*Task input*.

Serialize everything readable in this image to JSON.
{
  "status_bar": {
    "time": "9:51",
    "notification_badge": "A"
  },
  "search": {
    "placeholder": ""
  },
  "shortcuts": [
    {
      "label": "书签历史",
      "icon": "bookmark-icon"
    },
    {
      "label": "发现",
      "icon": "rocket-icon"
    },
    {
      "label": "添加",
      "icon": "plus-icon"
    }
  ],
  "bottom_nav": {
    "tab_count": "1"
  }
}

*Aim of the exercise*. Go through the material and select each line with the string "icon" in it.

*Result for this task*.
      "icon": "bookmark-icon"
      "icon": "rocket-icon"
      "icon": "plus-icon"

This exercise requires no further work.